> _To be done_
Repeat the material below word for word and leave out all pictures.

> _Provided data_
◇ ◇ ◇

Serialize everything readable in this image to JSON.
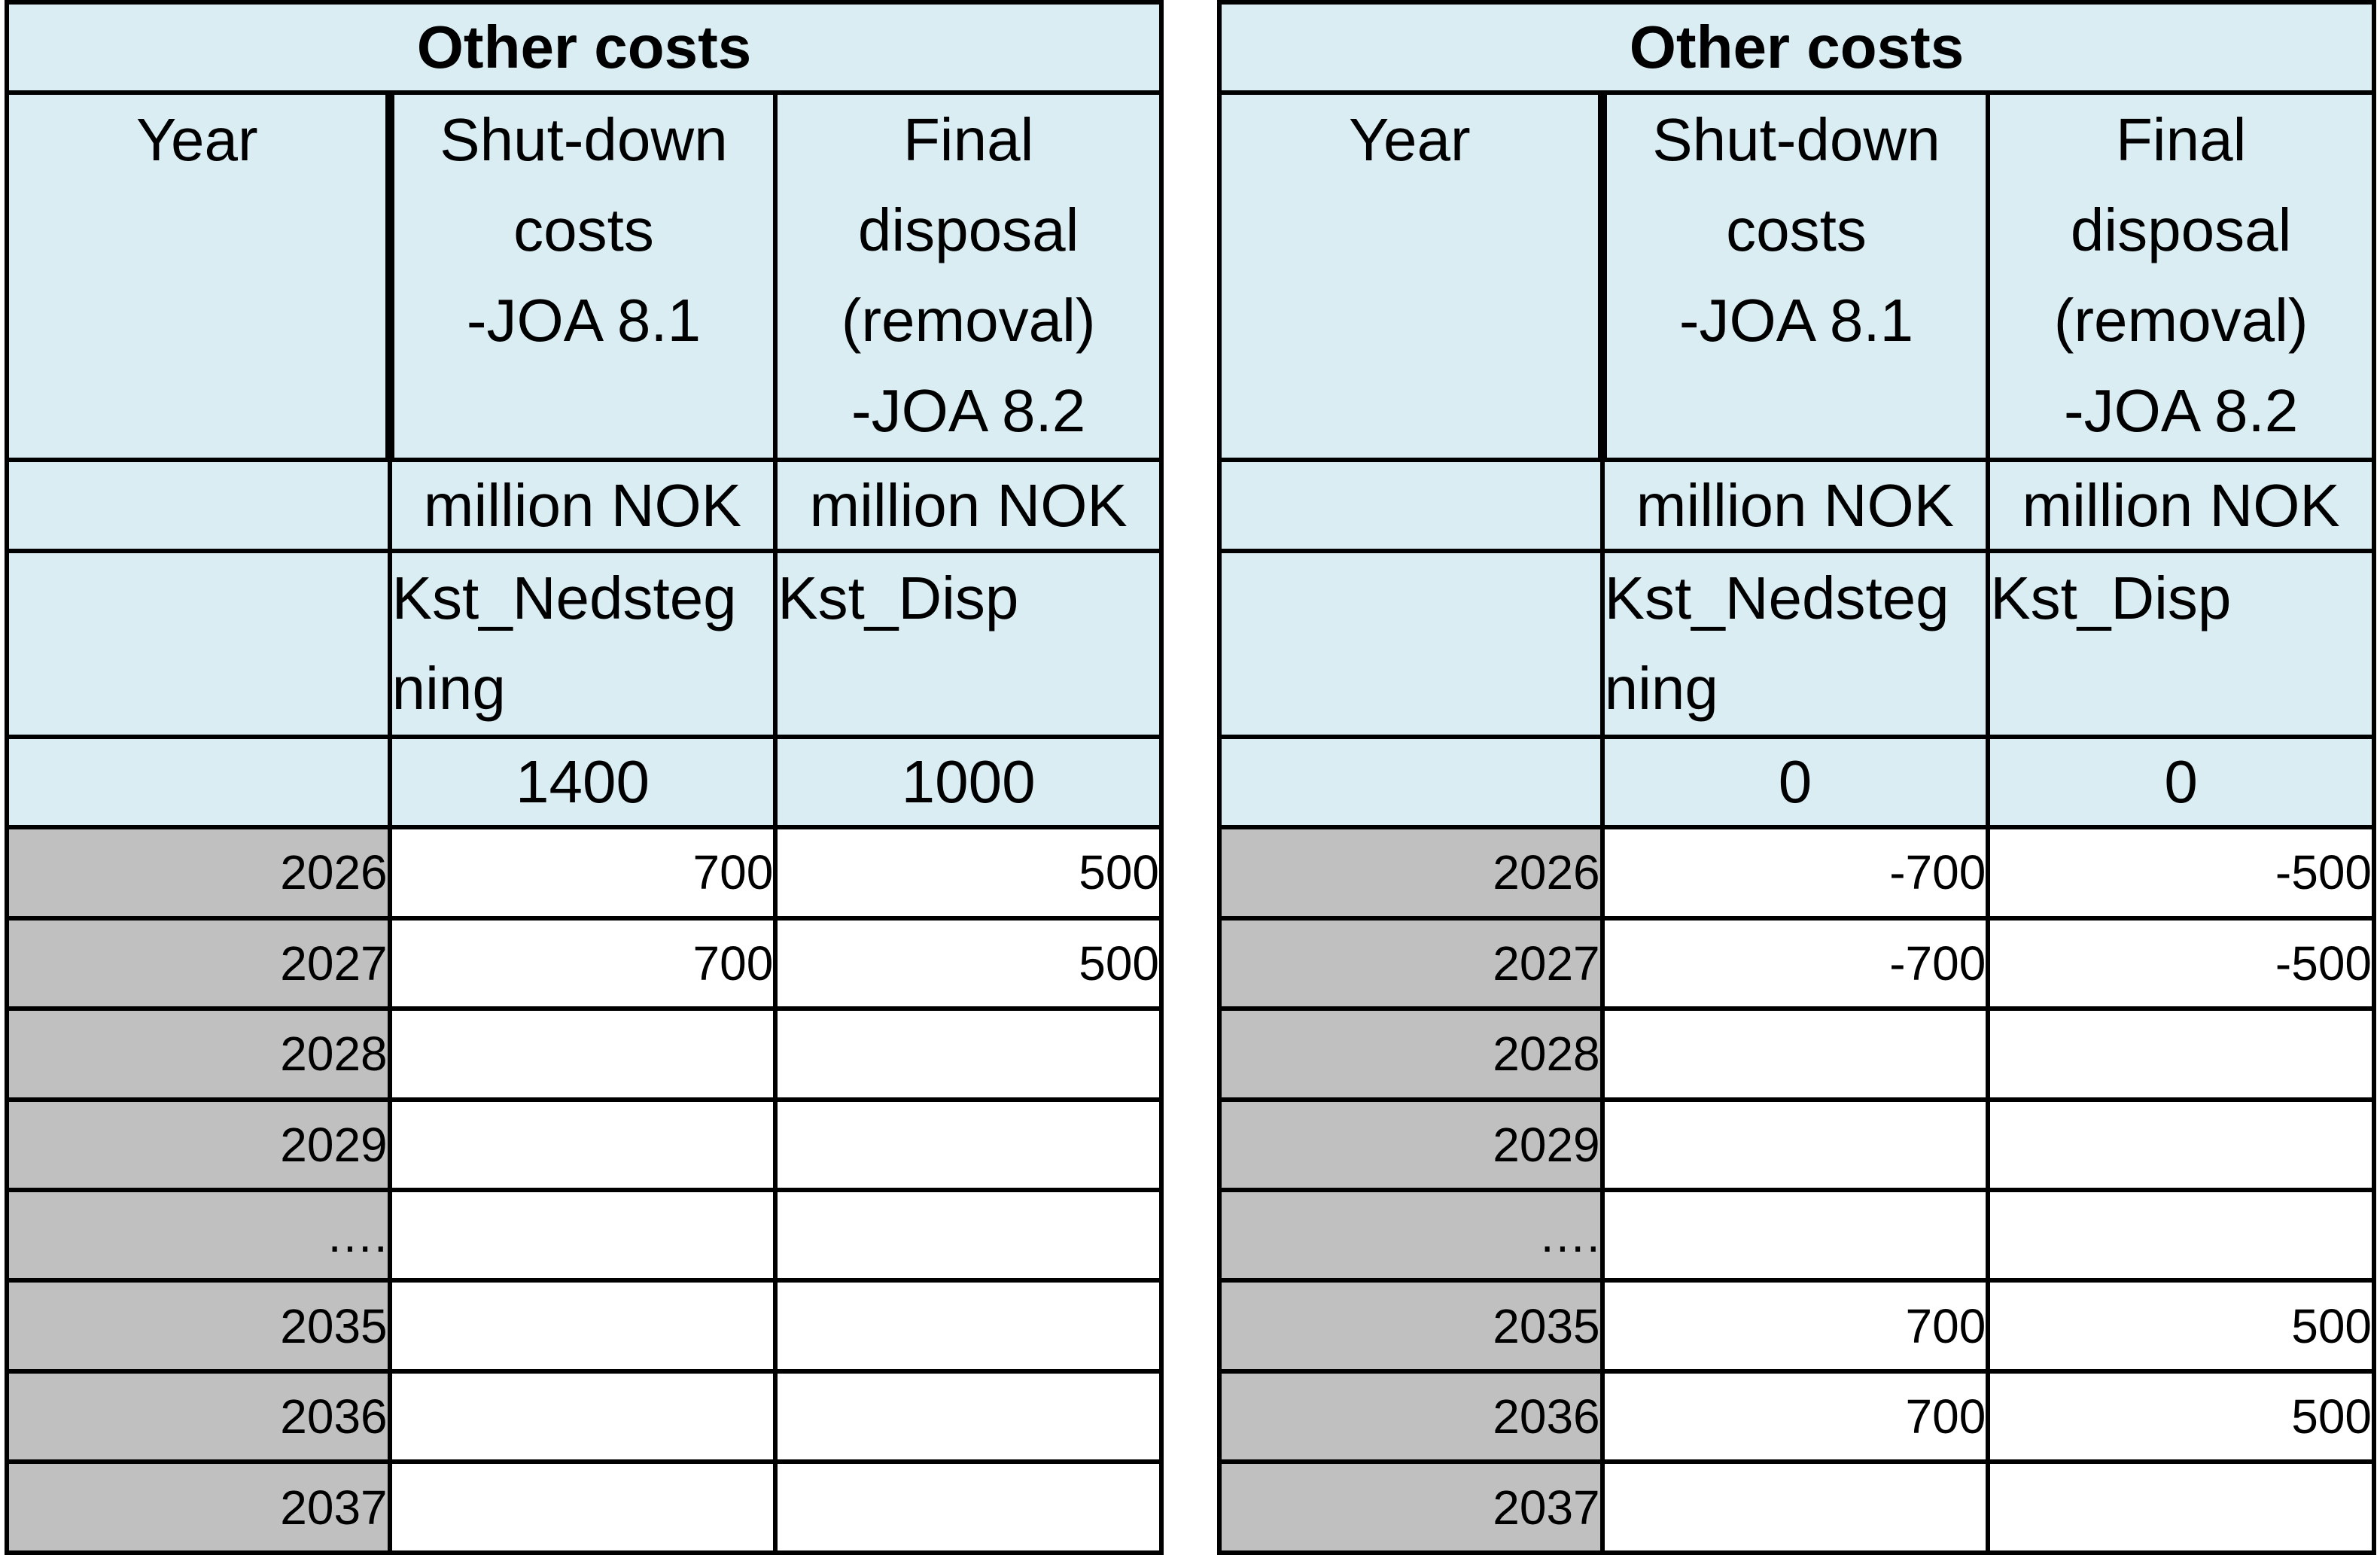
{
  "tables": [
    {
      "title": "Other costs",
      "headers": {
        "year": "Year",
        "col_a": [
          "Shut-down",
          "costs",
          "-JOA 8.1"
        ],
        "col_b": [
          "Final",
          "disposal",
          "(removal)",
          "-JOA 8.2"
        ]
      },
      "units": {
        "year": "",
        "col_a": "million NOK",
        "col_b": "million NOK"
      },
      "codes": {
        "col_a": [
          "Kst_Nedsteg",
          "ning"
        ],
        "col_b": [
          "Kst_Disp"
        ]
      },
      "totals": {
        "col_a": "1400",
        "col_b": "1000"
      },
      "rows": [
        {
          "year": "2026",
          "a": "700",
          "b": "500"
        },
        {
          "year": "2027",
          "a": "700",
          "b": "500"
        },
        {
          "year": "2028",
          "a": "",
          "b": ""
        },
        {
          "year": "2029",
          "a": "",
          "b": ""
        },
        {
          "year": "….",
          "a": "",
          "b": ""
        },
        {
          "year": "2035",
          "a": "",
          "b": ""
        },
        {
          "year": "2036",
          "a": "",
          "b": ""
        },
        {
          "year": "2037",
          "a": "",
          "b": ""
        }
      ]
    },
    {
      "title": "Other costs",
      "headers": {
        "year": "Year",
        "col_a": [
          "Shut-down",
          "costs",
          "-JOA 8.1"
        ],
        "col_b": [
          "Final",
          "disposal",
          "(removal)",
          "-JOA 8.2"
        ]
      },
      "units": {
        "year": "",
        "col_a": "million NOK",
        "col_b": "million NOK"
      },
      "codes": {
        "col_a": [
          "Kst_Nedsteg",
          "ning"
        ],
        "col_b": [
          "Kst_Disp"
        ]
      },
      "totals": {
        "col_a": "0",
        "col_b": "0"
      },
      "rows": [
        {
          "year": "2026",
          "a": "-700",
          "b": "-500"
        },
        {
          "year": "2027",
          "a": "-700",
          "b": "-500"
        },
        {
          "year": "2028",
          "a": "",
          "b": ""
        },
        {
          "year": "2029",
          "a": "",
          "b": ""
        },
        {
          "year": "….",
          "a": "",
          "b": ""
        },
        {
          "year": "2035",
          "a": "700",
          "b": "500"
        },
        {
          "year": "2036",
          "a": "700",
          "b": "500"
        },
        {
          "year": "2037",
          "a": "",
          "b": ""
        }
      ]
    }
  ]
}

◇ ◇ ◇

> _Result of this exercise_
Serialize everything readable in this image to JSON.
{
  "tables": [
    {
      "title": "Other costs",
      "headers": {
        "year": "Year",
        "col_a": [
          "Shut-down",
          "costs",
          "-JOA 8.1"
        ],
        "col_b": [
          "Final",
          "disposal",
          "(removal)",
          "-JOA 8.2"
        ]
      },
      "units": {
        "year": "",
        "col_a": "million NOK",
        "col_b": "million NOK"
      },
      "codes": {
        "col_a": [
          "Kst_Nedsteg",
          "ning"
        ],
        "col_b": [
          "Kst_Disp"
        ]
      },
      "totals": {
        "col_a": "1400",
        "col_b": "1000"
      },
      "rows": [
        {
          "year": "2026",
          "a": "700",
          "b": "500"
        },
        {
          "year": "2027",
          "a": "700",
          "b": "500"
        },
        {
          "year": "2028",
          "a": "",
          "b": ""
        },
        {
          "year": "2029",
          "a": "",
          "b": ""
        },
        {
          "year": "….",
          "a": "",
          "b": ""
        },
        {
          "year": "2035",
          "a": "",
          "b": ""
        },
        {
          "year": "2036",
          "a": "",
          "b": ""
        },
        {
          "year": "2037",
          "a": "",
          "b": ""
        }
      ]
    },
    {
      "title": "Other costs",
      "headers": {
        "year": "Year",
        "col_a": [
          "Shut-down",
          "costs",
          "-JOA 8.1"
        ],
        "col_b": [
          "Final",
          "disposal",
          "(removal)",
          "-JOA 8.2"
        ]
      },
      "units": {
        "year": "",
        "col_a": "million NOK",
        "col_b": "million NOK"
      },
      "codes": {
        "col_a": [
          "Kst_Nedsteg",
          "ning"
        ],
        "col_b": [
          "Kst_Disp"
        ]
      },
      "totals": {
        "col_a": "0",
        "col_b": "0"
      },
      "rows": [
        {
          "year": "2026",
          "a": "-700",
          "b": "-500"
        },
        {
          "year": "2027",
          "a": "-700",
          "b": "-500"
        },
        {
          "year": "2028",
          "a": "",
          "b": ""
        },
        {
          "year": "2029",
          "a": "",
          "b": ""
        },
        {
          "year": "….",
          "a": "",
          "b": ""
        },
        {
          "year": "2035",
          "a": "700",
          "b": "500"
        },
        {
          "year": "2036",
          "a": "700",
          "b": "500"
        },
        {
          "year": "2037",
          "a": "",
          "b": ""
        }
      ]
    }
  ]
}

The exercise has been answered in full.